Data records
>> Begin

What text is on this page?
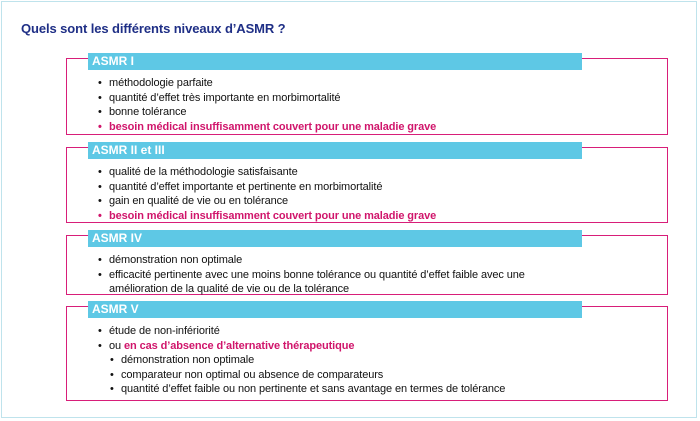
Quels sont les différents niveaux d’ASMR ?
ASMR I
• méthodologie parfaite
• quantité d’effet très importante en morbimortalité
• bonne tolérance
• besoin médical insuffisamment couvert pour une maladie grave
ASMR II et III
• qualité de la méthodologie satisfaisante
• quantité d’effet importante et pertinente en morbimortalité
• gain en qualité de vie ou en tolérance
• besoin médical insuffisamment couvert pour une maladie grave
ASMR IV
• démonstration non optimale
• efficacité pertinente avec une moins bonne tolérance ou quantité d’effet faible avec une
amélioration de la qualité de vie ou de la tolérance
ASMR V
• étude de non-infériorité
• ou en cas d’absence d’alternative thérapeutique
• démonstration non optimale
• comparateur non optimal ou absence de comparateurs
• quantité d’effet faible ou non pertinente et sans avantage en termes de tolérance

>> End
>> Begin

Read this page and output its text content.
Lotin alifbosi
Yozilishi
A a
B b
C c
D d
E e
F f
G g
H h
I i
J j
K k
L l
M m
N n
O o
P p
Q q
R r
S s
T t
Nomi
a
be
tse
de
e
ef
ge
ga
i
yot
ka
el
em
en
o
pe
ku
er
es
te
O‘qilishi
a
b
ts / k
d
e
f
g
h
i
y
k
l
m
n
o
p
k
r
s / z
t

>> End

→ Requirements
Identify the lines in the entries above that contain "pertinente", then copy them out.

→ Task solution
• quantité d’effet importante et pertinente en morbimortalité
• efficacité pertinente avec une moins bonne tolérance ou quantité d’effet faible avec une
• quantité d’effet faible ou non pertinente et sans avantage en termes de tolérance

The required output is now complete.